Provided passage =>
A short drive from Acapulco, you can find one of the main sources of our heroin epidemic.

Not that anyone in Calvario much cares for — or even knows — of the broader debate over the drug trade. Villagers see little harm in cultivating opium. No one here uses the drug, or its derivative heroin, and the day rate for labor in the poppy fields is many times what is paid for shucking corn.

Isolation breeds a certain detachment. Calvario, though just a few miles from the state capital, is marooned an hour’s drive up unpaved mountain switchbacks littered with boulders and ruts. In the village of around 100 people, there is limited awareness of the outside world. Some farmers are not entirely clear what opium is even used for.

José Luis García, a farmer in Calvario who leases his land for opium cultivation, asked more than once what exactly it was about poppies that drove Americans so crazy. After hearing of the epidemic of addiction in the United States, Mr. García paused for a moment to reflect on the ethics of growing poppies.

“The fault is not with those who cultivate the opium,” he said. “It’s with the idiots who consume it.”

Ah, yes, this is the same rationalization you’ll get from any of the open-air heroin dealers in the Badlands of Philadelphia. If they don’t sell these kids their bundle, they’ll just get it from someone else. Nine times out of ten, this is true.

Except, I was talking to a heroin addict just last week. He’s got about eight months clean, and the turning point came when he snuck out of a rehab center dressed all in black in the dead of night and walked ten miles into Reading to score. When he couldn’t find any smack, he turned around and got back in bed unnoticed by the guards.

Two of the guys he left with were more successful, however, and after they subsequently failed a drug test and were kicked out of rehab, one of them overdosed and died.

Entries shown =>
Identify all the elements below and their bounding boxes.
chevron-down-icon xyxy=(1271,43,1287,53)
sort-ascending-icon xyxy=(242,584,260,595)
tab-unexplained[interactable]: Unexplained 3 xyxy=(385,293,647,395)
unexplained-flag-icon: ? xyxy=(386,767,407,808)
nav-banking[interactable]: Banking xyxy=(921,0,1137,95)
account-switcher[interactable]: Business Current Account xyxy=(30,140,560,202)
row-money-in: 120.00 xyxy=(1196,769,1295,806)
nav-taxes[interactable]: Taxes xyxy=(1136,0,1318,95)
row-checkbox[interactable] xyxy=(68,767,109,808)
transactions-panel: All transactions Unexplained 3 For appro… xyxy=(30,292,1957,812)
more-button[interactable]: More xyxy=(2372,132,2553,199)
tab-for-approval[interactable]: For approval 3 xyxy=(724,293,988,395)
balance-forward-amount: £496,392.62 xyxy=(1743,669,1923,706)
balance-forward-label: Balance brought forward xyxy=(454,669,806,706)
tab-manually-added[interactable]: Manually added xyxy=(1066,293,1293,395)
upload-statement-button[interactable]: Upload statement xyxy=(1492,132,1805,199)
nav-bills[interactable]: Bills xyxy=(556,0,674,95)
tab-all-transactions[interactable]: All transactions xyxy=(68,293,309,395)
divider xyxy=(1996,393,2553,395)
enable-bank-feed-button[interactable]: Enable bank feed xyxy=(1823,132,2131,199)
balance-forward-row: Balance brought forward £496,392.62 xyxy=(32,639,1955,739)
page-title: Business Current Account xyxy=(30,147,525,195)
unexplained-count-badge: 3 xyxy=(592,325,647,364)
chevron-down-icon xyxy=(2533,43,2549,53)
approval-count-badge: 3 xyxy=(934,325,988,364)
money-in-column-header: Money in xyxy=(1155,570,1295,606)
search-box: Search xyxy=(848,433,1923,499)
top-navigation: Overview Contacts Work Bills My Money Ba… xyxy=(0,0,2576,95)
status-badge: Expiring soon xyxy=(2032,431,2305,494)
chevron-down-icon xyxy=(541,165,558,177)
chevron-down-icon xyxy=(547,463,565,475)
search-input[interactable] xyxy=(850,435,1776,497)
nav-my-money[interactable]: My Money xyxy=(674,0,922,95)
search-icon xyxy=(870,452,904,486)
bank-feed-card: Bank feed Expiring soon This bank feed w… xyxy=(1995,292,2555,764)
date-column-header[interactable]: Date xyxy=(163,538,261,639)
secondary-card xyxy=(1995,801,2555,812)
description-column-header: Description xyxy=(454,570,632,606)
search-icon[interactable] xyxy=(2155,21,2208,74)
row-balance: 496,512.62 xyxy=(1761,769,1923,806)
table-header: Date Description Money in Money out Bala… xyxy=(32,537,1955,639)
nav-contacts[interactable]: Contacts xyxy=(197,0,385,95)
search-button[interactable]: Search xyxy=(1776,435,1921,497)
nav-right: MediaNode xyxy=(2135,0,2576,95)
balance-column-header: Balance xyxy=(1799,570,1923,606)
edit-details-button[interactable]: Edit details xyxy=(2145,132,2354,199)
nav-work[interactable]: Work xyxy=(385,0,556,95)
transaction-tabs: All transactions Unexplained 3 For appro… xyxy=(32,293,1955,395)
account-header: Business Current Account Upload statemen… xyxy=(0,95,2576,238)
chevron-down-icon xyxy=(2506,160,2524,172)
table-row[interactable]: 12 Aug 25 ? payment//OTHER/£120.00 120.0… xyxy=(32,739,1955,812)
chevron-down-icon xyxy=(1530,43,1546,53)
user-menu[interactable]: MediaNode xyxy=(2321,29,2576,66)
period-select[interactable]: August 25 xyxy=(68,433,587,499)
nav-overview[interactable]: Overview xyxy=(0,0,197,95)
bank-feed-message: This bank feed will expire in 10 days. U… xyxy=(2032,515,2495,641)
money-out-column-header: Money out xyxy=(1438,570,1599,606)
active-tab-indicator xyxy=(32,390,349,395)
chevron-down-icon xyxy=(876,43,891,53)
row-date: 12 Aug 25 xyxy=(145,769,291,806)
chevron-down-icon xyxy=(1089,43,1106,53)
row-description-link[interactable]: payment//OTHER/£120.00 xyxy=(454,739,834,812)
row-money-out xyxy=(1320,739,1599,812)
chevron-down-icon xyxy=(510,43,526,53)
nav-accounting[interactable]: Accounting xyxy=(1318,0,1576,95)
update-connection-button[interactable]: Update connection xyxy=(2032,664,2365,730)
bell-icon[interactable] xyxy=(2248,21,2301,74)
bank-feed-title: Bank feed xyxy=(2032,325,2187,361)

Problem to work on =>
Translate into Spanish the following sentence from the passage on opium growing in Calvario: "In the village of around 100 people, there is limited awareness of the outside world."

Written response =>
En el pueblo de unas 100 personas, hay un conocimiento limitado del mundo exterior.